Records supplied ▸
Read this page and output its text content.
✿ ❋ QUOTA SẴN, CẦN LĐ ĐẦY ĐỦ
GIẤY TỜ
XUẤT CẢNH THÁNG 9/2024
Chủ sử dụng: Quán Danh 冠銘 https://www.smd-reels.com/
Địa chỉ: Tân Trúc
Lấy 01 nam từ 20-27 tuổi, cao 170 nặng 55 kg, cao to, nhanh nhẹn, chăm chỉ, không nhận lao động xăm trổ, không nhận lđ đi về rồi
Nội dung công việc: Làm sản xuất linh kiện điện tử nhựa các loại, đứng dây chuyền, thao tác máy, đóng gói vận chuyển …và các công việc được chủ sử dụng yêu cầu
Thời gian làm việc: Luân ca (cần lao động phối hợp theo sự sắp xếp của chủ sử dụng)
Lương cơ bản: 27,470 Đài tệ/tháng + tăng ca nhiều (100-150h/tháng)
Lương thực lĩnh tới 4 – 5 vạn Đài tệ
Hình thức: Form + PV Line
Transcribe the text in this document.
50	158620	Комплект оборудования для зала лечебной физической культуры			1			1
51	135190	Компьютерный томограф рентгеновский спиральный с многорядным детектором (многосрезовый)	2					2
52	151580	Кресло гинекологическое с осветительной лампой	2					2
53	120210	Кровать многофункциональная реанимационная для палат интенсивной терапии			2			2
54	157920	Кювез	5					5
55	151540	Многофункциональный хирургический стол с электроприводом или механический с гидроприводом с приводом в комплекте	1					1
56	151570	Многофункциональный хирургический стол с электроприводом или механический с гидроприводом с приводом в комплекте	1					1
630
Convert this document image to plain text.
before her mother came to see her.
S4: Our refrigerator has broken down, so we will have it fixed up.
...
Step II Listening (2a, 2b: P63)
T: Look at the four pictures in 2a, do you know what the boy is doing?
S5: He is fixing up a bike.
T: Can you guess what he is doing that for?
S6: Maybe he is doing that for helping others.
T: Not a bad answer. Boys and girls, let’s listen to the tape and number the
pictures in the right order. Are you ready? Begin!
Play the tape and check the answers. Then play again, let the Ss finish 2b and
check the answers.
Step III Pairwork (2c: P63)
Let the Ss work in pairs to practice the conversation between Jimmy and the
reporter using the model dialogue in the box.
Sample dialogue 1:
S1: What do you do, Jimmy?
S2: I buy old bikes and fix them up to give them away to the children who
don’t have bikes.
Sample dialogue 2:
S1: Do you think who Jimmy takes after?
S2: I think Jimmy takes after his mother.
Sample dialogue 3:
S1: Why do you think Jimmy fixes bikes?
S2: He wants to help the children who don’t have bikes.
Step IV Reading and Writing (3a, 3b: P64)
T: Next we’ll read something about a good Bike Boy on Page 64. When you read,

Goal ▸ All the data must be duplicated exactly, with nothing added or removed.

Correct response ▸
Read this page and output its text content.
✿ ❋ QUOTA SẴN, CẦN LĐ ĐẦY ĐỦ
GIẤY TỜ
XUẤT CẢNH THÁNG 9/2024
Chủ sử dụng: Quán Danh 冠銘 https://www.smd-reels.com/
Địa chỉ: Tân Trúc
Lấy 01 nam từ 20-27 tuổi, cao 170 nặng 55 kg, cao to, nhanh nhẹn, chăm chỉ, không nhận lao động xăm trổ, không nhận lđ đi về rồi
Nội dung công việc: Làm sản xuất linh kiện điện tử nhựa các loại, đứng dây chuyền, thao tác máy, đóng gói vận chuyển …và các công việc được chủ sử dụng yêu cầu
Thời gian làm việc: Luân ca (cần lao động phối hợp theo sự sắp xếp của chủ sử dụng)
Lương cơ bản: 27,470 Đài tệ/tháng + tăng ca nhiều (100-150h/tháng)
Lương thực lĩnh tới 4 – 5 vạn Đài tệ
Hình thức: Form + PV Line
Transcribe the text in this document.
50	158620	Комплект оборудования для зала лечебной физической культуры			1			1
51	135190	Компьютерный томограф рентгеновский спиральный с многорядным детектором (многосрезовый)	2					2
52	151580	Кресло гинекологическое с осветительной лампой	2					2
53	120210	Кровать многофункциональная реанимационная для палат интенсивной терапии			2			2
54	157920	Кювез	5					5
55	151540	Многофункциональный хирургический стол с электроприводом или механический с гидроприводом с приводом в комплекте	1					1
56	151570	Многофункциональный хирургический стол с электроприводом или механический с гидроприводом с приводом в комплекте	1					1
630
Convert this document image to plain text.
before her mother came to see her.
S4: Our refrigerator has broken down, so we will have it fixed up.
...
Step II Listening (2a, 2b: P63)
T: Look at the four pictures in 2a, do you know what the boy is doing?
S5: He is fixing up a bike.
T: Can you guess what he is doing that for?
S6: Maybe he is doing that for helping others.
T: Not a bad answer. Boys and girls, let’s listen to the tape and number the
pictures in the right order. Are you ready? Begin!
Play the tape and check the answers. Then play again, let the Ss finish 2b and
check the answers.
Step III Pairwork (2c: P63)
Let the Ss work in pairs to practice the conversation between Jimmy and the
reporter using the model dialogue in the box.
Sample dialogue 1:
S1: What do you do, Jimmy?
S2: I buy old bikes and fix them up to give them away to the children who
don’t have bikes.
Sample dialogue 2:
S1: Do you think who Jimmy takes after?
S2: I think Jimmy takes after his mother.
Sample dialogue 3:
S1: Why do you think Jimmy fixes bikes?
S2: He wants to help the children who don’t have bikes.
Step IV Reading and Writing (3a, 3b: P64)
T: Next we’ll read something about a good Bike Boy on Page 64. When you read,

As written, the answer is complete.